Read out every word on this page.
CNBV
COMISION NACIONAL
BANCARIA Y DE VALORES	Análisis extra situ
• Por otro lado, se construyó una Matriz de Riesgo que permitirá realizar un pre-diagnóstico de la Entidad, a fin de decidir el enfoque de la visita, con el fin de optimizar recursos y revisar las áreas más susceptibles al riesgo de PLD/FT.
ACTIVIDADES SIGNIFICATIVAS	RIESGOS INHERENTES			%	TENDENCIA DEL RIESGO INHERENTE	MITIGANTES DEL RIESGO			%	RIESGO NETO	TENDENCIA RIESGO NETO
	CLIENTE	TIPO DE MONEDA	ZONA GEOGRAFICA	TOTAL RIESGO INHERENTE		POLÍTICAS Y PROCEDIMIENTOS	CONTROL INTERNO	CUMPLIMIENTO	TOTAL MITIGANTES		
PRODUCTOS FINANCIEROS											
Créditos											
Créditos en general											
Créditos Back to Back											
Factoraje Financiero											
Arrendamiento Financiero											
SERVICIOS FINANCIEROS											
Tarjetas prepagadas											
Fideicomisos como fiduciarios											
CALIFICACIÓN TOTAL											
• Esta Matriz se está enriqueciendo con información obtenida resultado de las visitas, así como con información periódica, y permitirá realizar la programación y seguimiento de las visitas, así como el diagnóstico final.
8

═══

• **Exercise prompt**:
Output the records verbatim, from the first line to the last.

• **The completed task**:
Read out every word on this page.
CNBV
COMISION NACIONAL
BANCARIA Y DE VALORES	Análisis extra situ
• Por otro lado, se construyó una Matriz de Riesgo que permitirá realizar un pre-diagnóstico de la Entidad, a fin de decidir el enfoque de la visita, con el fin de optimizar recursos y revisar las áreas más susceptibles al riesgo de PLD/FT.
ACTIVIDADES SIGNIFICATIVAS	RIESGOS INHERENTES			%	TENDENCIA DEL RIESGO INHERENTE	MITIGANTES DEL RIESGO			%	RIESGO NETO	TENDENCIA RIESGO NETO
	CLIENTE	TIPO DE MONEDA	ZONA GEOGRAFICA	TOTAL RIESGO INHERENTE		POLÍTICAS Y PROCEDIMIENTOS	CONTROL INTERNO	CUMPLIMIENTO	TOTAL MITIGANTES		
PRODUCTOS FINANCIEROS											
Créditos											
Créditos en general											
Créditos Back to Back											
Factoraje Financiero											
Arrendamiento Financiero											
SERVICIOS FINANCIEROS											
Tarjetas prepagadas											
Fideicomisos como fiduciarios											
CALIFICACIÓN TOTAL											
• Esta Matriz se está enriqueciendo con información obtenida resultado de las visitas, así como con información periódica, y permitirá realizar la programación y seguimiento de las visitas, así como el diagnóstico final.
8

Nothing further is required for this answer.